Challenge - Reproduce all the entries precisely.

Supplied data -
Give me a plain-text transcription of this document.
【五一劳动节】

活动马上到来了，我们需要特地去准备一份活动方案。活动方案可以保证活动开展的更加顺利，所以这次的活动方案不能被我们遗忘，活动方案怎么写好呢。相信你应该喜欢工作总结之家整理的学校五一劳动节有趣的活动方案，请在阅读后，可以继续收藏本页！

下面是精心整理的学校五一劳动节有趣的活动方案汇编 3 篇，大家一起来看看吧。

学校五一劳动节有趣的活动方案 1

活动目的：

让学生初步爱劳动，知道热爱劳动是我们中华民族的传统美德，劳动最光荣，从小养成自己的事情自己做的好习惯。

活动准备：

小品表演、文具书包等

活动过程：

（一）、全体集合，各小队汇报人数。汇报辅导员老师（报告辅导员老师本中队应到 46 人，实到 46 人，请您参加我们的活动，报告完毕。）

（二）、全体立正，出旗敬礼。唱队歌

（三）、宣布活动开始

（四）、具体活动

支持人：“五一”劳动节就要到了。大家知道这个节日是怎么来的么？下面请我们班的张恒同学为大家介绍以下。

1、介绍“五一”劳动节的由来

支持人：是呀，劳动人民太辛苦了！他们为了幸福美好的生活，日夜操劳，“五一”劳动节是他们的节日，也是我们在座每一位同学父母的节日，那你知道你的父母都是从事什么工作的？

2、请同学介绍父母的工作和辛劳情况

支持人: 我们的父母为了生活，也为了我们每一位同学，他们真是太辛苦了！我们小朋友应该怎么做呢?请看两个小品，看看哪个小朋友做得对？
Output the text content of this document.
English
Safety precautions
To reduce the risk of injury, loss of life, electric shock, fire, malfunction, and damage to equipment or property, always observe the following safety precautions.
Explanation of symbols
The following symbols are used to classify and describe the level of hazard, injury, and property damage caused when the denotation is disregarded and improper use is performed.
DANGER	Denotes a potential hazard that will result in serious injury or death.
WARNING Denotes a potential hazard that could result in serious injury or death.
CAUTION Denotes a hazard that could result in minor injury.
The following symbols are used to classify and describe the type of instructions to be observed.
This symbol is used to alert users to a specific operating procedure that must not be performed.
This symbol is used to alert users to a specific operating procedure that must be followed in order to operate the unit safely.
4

Completed exercise -
Give me a plain-text transcription of this document.
【五一劳动节】

活动马上到来了，我们需要特地去准备一份活动方案。活动方案可以保证活动开展的更加顺利，所以这次的活动方案不能被我们遗忘，活动方案怎么写好呢。相信你应该喜欢工作总结之家整理的学校五一劳动节有趣的活动方案，请在阅读后，可以继续收藏本页！

下面是精心整理的学校五一劳动节有趣的活动方案汇编 3 篇，大家一起来看看吧。

学校五一劳动节有趣的活动方案 1

活动目的：

让学生初步爱劳动，知道热爱劳动是我们中华民族的传统美德，劳动最光荣，从小养成自己的事情自己做的好习惯。

活动准备：

小品表演、文具书包等

活动过程：

（一）、全体集合，各小队汇报人数。汇报辅导员老师（报告辅导员老师本中队应到 46 人，实到 46 人，请您参加我们的活动，报告完毕。）

（二）、全体立正，出旗敬礼。唱队歌

（三）、宣布活动开始

（四）、具体活动

支持人：“五一”劳动节就要到了。大家知道这个节日是怎么来的么？下面请我们班的张恒同学为大家介绍以下。

1、介绍“五一”劳动节的由来

支持人：是呀，劳动人民太辛苦了！他们为了幸福美好的生活，日夜操劳，“五一”劳动节是他们的节日，也是我们在座每一位同学父母的节日，那你知道你的父母都是从事什么工作的？

2、请同学介绍父母的工作和辛劳情况

支持人: 我们的父母为了生活，也为了我们每一位同学，他们真是太辛苦了！我们小朋友应该怎么做呢?请看两个小品，看看哪个小朋友做得对？
Output the text content of this document.
English
Safety precautions
To reduce the risk of injury, loss of life, electric shock, fire, malfunction, and damage to equipment or property, always observe the following safety precautions.
Explanation of symbols
The following symbols are used to classify and describe the level of hazard, injury, and property damage caused when the denotation is disregarded and improper use is performed.
DANGER	Denotes a potential hazard that will result in serious injury or death.
WARNING Denotes a potential hazard that could result in serious injury or death.
CAUTION Denotes a hazard that could result in minor injury.
The following symbols are used to classify and describe the type of instructions to be observed.
This symbol is used to alert users to a specific operating procedure that must not be performed.
This symbol is used to alert users to a specific operating procedure that must be followed in order to operate the unit safely.
4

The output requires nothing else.